[Data excerpts]
═══
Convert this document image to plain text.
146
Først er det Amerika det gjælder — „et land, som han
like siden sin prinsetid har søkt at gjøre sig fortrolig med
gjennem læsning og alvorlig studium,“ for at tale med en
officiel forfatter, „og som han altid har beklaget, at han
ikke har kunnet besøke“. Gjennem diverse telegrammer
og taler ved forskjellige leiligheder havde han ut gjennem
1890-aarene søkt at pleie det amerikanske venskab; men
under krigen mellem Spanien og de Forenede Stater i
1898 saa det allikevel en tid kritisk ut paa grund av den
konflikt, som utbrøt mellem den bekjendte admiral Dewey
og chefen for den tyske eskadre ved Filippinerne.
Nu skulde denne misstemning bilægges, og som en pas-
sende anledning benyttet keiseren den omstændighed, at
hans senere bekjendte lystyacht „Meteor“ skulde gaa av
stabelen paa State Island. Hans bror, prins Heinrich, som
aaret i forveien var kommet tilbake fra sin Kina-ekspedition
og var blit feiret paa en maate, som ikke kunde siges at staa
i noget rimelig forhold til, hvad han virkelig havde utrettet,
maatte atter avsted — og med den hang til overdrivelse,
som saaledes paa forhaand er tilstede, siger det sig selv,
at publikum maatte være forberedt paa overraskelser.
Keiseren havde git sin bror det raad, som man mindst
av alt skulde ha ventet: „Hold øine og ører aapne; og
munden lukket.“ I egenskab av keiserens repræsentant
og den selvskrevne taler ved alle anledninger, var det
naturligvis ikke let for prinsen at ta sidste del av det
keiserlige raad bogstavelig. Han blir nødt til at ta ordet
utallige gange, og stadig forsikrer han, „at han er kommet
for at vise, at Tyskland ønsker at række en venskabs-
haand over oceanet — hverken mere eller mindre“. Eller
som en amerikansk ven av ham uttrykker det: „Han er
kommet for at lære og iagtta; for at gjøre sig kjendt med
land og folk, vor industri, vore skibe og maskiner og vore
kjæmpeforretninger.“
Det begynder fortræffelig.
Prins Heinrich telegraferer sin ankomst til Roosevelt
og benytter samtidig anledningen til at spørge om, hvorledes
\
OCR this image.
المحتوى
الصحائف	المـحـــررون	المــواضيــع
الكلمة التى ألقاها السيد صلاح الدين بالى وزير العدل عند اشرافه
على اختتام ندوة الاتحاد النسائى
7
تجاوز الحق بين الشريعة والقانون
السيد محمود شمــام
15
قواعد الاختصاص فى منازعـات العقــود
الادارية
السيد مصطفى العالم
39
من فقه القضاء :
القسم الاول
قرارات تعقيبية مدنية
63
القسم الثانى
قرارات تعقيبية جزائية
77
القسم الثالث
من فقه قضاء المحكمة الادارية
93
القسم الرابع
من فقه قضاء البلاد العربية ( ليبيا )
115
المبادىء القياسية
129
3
═══
_What is being asked_:
Nothing but the lines from the one with "OCR this image." through the last line should be repeated, each exactly as it stands.

_Complete answer_:
OCR this image.
المحتوى
الصحائف	المـحـــررون	المــواضيــع
الكلمة التى ألقاها السيد صلاح الدين بالى وزير العدل عند اشرافه
على اختتام ندوة الاتحاد النسائى
7
تجاوز الحق بين الشريعة والقانون
السيد محمود شمــام
15
قواعد الاختصاص فى منازعـات العقــود
الادارية
السيد مصطفى العالم
39
من فقه القضاء :
القسم الاول
قرارات تعقيبية مدنية
63
القسم الثانى
قرارات تعقيبية جزائية
77
القسم الثالث
من فقه قضاء المحكمة الادارية
93
القسم الرابع
من فقه قضاء البلاد العربية ( ليبيا )
115
المبادىء القياسية
129
3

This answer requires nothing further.